▶ [Objective] Find every line of the listing below where "JSON" appears, and copy it.

▶ [Entries shown]
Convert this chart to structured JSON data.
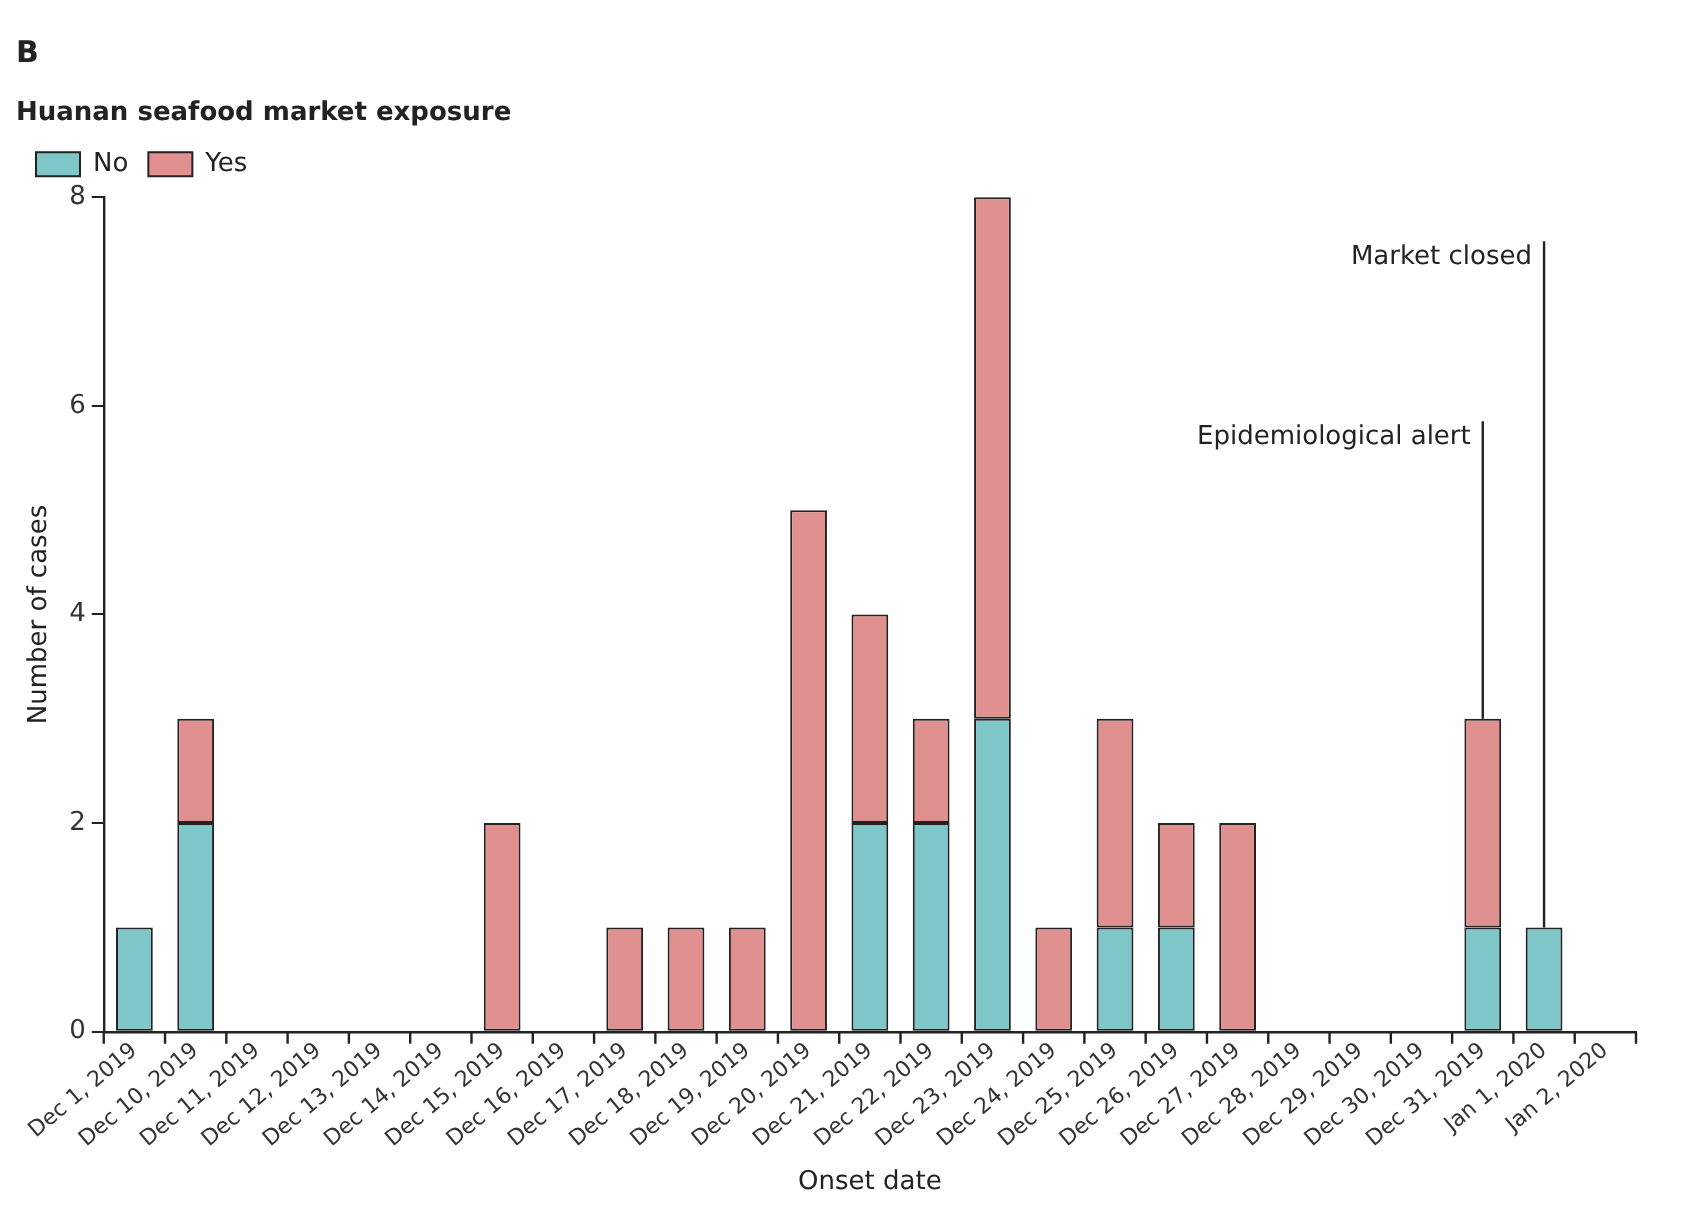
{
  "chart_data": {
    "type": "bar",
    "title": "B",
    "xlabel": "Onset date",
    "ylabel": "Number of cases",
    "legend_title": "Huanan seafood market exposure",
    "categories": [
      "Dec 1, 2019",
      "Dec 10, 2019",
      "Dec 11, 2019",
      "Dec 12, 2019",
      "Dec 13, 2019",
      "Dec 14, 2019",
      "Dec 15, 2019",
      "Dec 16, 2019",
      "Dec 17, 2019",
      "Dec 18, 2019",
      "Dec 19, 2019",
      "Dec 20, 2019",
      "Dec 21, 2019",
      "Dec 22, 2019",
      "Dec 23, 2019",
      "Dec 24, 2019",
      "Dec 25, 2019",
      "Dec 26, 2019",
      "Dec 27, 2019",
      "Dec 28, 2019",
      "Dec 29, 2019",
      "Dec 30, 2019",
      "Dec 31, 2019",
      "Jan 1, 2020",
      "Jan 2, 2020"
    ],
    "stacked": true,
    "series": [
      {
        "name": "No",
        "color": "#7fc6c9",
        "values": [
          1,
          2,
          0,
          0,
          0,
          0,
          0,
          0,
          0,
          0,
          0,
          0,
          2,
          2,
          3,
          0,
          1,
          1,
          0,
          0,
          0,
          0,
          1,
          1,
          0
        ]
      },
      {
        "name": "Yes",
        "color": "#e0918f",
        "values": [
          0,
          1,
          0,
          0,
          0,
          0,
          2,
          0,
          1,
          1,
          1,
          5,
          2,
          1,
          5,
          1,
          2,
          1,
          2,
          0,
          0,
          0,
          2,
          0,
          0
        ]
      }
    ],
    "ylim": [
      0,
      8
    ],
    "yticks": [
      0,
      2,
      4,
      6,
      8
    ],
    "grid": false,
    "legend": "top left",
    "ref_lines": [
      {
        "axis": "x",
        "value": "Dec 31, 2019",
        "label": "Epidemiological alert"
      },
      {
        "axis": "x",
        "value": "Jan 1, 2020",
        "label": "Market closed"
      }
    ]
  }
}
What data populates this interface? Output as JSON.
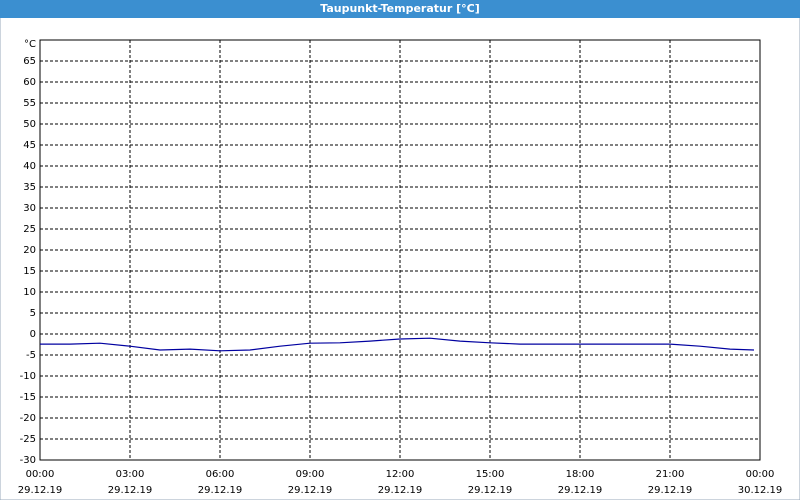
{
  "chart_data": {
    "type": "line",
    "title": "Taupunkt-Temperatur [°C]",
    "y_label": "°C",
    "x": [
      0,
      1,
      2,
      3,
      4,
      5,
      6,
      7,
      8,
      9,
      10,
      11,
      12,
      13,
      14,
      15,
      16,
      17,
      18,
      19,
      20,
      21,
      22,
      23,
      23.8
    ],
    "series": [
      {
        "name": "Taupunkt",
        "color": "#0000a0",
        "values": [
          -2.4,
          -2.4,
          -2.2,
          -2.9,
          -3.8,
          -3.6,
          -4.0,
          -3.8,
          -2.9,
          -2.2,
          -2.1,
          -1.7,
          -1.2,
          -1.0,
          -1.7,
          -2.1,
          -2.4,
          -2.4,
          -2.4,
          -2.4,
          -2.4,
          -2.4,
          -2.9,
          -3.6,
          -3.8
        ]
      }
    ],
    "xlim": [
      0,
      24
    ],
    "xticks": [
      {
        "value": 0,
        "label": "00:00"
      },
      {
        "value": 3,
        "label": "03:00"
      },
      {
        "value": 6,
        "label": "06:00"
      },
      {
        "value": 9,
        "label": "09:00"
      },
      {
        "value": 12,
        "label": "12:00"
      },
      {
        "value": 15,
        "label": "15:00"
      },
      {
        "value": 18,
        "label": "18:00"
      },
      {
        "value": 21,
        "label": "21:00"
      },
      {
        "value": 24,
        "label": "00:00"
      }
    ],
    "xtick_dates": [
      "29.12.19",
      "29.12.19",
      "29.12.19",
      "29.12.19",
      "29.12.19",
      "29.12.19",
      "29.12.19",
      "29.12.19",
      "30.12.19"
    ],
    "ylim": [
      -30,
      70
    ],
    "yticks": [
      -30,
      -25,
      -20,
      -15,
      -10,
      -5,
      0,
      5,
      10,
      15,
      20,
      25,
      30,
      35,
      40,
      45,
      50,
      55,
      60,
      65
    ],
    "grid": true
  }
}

▶ [Problem solution]
Convert this chart to structured JSON data.
What data populates this interface? Output as JSON.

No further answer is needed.